> _Provided records_
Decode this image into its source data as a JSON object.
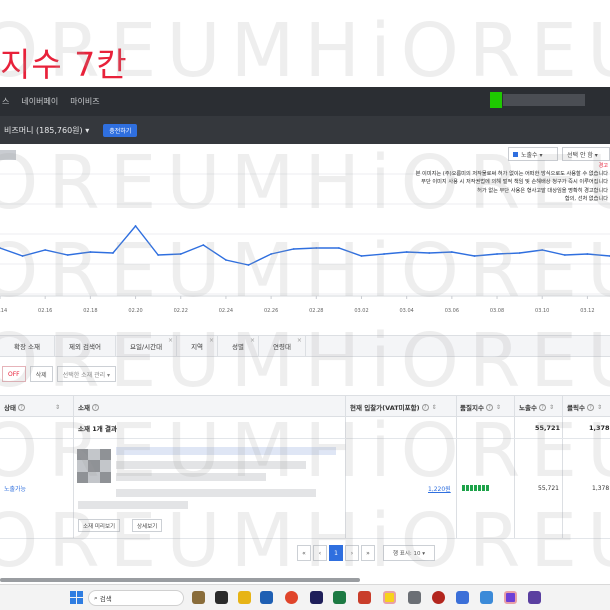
{
  "heading": "지수 7칸",
  "topbar": {
    "nav": [
      "스",
      "네이버페이",
      "마이비즈"
    ]
  },
  "subbar": {
    "biz_money": "비즈머니 (185,760원) ▾",
    "charge_button": "충전하기"
  },
  "chart_controls": {
    "metric_select": "노출수 ▾",
    "compare_select": "선택 안 함 ▾"
  },
  "notice": {
    "title": "경고",
    "lines": [
      "본 이미지는 (주)오름미의 저작물로써 허가 없이는 어떠한 방식으로도 사용할 수 없습니다",
      "무단 이미지 사용 시 저작권법에 의해 벌적 책임 및 손해배상 청구가 즉시 이루어집니다",
      "허가 없는 무단 사용은 형사고발 대상임을 명확히 경고합니다",
      "합의, 선처 없습니다"
    ]
  },
  "chart_data": {
    "type": "line",
    "x": [
      "02.14",
      "02.15",
      "02.16",
      "02.17",
      "02.18",
      "02.19",
      "02.20",
      "02.21",
      "02.22",
      "02.23",
      "02.24",
      "02.25",
      "02.26",
      "02.27",
      "02.28",
      "03.01",
      "03.02",
      "03.03",
      "03.04",
      "03.05",
      "03.06",
      "03.07",
      "03.08",
      "03.09",
      "03.10",
      "03.11",
      "03.12",
      "03.13"
    ],
    "tick_labels": [
      "02.14",
      "02.16",
      "02.18",
      "02.20",
      "02.22",
      "02.24",
      "02.26",
      "02.28",
      "03.02",
      "03.04",
      "03.06",
      "03.08",
      "03.10",
      "03.12"
    ],
    "series": [
      {
        "values": [
          2300,
          1900,
          2200,
          1950,
          2100,
          2050,
          3400,
          1950,
          2000,
          2450,
          1700,
          1450,
          2000,
          2250,
          2300,
          2300,
          1900,
          2000,
          2100,
          2050,
          2100,
          1900,
          2000,
          2050,
          2200,
          1950,
          2000,
          1900
        ],
        "color": "#2f6fdf"
      }
    ],
    "ylim": [
      0,
      6000
    ],
    "grid": true
  },
  "tabs": [
    {
      "label": "확장 소재",
      "closable": false
    },
    {
      "label": "제외 검색어",
      "closable": false
    },
    {
      "label": "요일/시간대",
      "closable": true
    },
    {
      "label": "지역",
      "closable": true
    },
    {
      "label": "성별",
      "closable": true
    },
    {
      "label": "연령대",
      "closable": true
    }
  ],
  "toolbar": {
    "off_button": "OFF",
    "delete_button": "삭제",
    "manage_dropdown": "선택한 소재 관리 ▾"
  },
  "table": {
    "headers": {
      "status": "상태",
      "creative": "소재",
      "bid": "현재 입찰가(VAT미포함)",
      "quality": "품질지수",
      "impressions": "노출수",
      "clicks": "클릭수"
    },
    "summary": {
      "label": "소재 1개 결과",
      "impressions": "55,721",
      "clicks": "1,378"
    },
    "row": {
      "status": "노출가능",
      "bid": "1,220원",
      "quality_bars": 7,
      "impressions": "55,721",
      "clicks": "1,378",
      "preview_button": "소재 미리보기",
      "detail_button": "상세보기"
    }
  },
  "pager": {
    "first": "«",
    "prev": "‹",
    "current": "1",
    "next": "›",
    "last": "»",
    "per_page": "행 표시: 10 ▾"
  },
  "taskbar": {
    "search_placeholder": "검색"
  },
  "watermark": "OREUMHiOREU"
}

> _Task statement_
Leave out the pictures and restate everything else word for word.

> _Result_
Decode this image into its source data as a JSON object.
{
  "heading": "지수 7칸",
  "topbar": {
    "nav": [
      "스",
      "네이버페이",
      "마이비즈"
    ]
  },
  "subbar": {
    "biz_money": "비즈머니 (185,760원) ▾",
    "charge_button": "충전하기"
  },
  "chart_controls": {
    "metric_select": "노출수 ▾",
    "compare_select": "선택 안 함 ▾"
  },
  "notice": {
    "title": "경고",
    "lines": [
      "본 이미지는 (주)오름미의 저작물로써 허가 없이는 어떠한 방식으로도 사용할 수 없습니다",
      "무단 이미지 사용 시 저작권법에 의해 벌적 책임 및 손해배상 청구가 즉시 이루어집니다",
      "허가 없는 무단 사용은 형사고발 대상임을 명확히 경고합니다",
      "합의, 선처 없습니다"
    ]
  },
  "chart_data": {
    "type": "line",
    "x": [
      "02.14",
      "02.15",
      "02.16",
      "02.17",
      "02.18",
      "02.19",
      "02.20",
      "02.21",
      "02.22",
      "02.23",
      "02.24",
      "02.25",
      "02.26",
      "02.27",
      "02.28",
      "03.01",
      "03.02",
      "03.03",
      "03.04",
      "03.05",
      "03.06",
      "03.07",
      "03.08",
      "03.09",
      "03.10",
      "03.11",
      "03.12",
      "03.13"
    ],
    "tick_labels": [
      "02.14",
      "02.16",
      "02.18",
      "02.20",
      "02.22",
      "02.24",
      "02.26",
      "02.28",
      "03.02",
      "03.04",
      "03.06",
      "03.08",
      "03.10",
      "03.12"
    ],
    "series": [
      {
        "values": [
          2300,
          1900,
          2200,
          1950,
          2100,
          2050,
          3400,
          1950,
          2000,
          2450,
          1700,
          1450,
          2000,
          2250,
          2300,
          2300,
          1900,
          2000,
          2100,
          2050,
          2100,
          1900,
          2000,
          2050,
          2200,
          1950,
          2000,
          1900
        ],
        "color": "#2f6fdf"
      }
    ],
    "ylim": [
      0,
      6000
    ],
    "grid": true
  },
  "tabs": [
    {
      "label": "확장 소재",
      "closable": false
    },
    {
      "label": "제외 검색어",
      "closable": false
    },
    {
      "label": "요일/시간대",
      "closable": true
    },
    {
      "label": "지역",
      "closable": true
    },
    {
      "label": "성별",
      "closable": true
    },
    {
      "label": "연령대",
      "closable": true
    }
  ],
  "toolbar": {
    "off_button": "OFF",
    "delete_button": "삭제",
    "manage_dropdown": "선택한 소재 관리 ▾"
  },
  "table": {
    "headers": {
      "status": "상태",
      "creative": "소재",
      "bid": "현재 입찰가(VAT미포함)",
      "quality": "품질지수",
      "impressions": "노출수",
      "clicks": "클릭수"
    },
    "summary": {
      "label": "소재 1개 결과",
      "impressions": "55,721",
      "clicks": "1,378"
    },
    "row": {
      "status": "노출가능",
      "bid": "1,220원",
      "quality_bars": 7,
      "impressions": "55,721",
      "clicks": "1,378",
      "preview_button": "소재 미리보기",
      "detail_button": "상세보기"
    }
  },
  "pager": {
    "first": "«",
    "prev": "‹",
    "current": "1",
    "next": "›",
    "last": "»",
    "per_page": "행 표시: 10 ▾"
  },
  "taskbar": {
    "search_placeholder": "검색"
  },
  "watermark": "OREUMHiOREU"
}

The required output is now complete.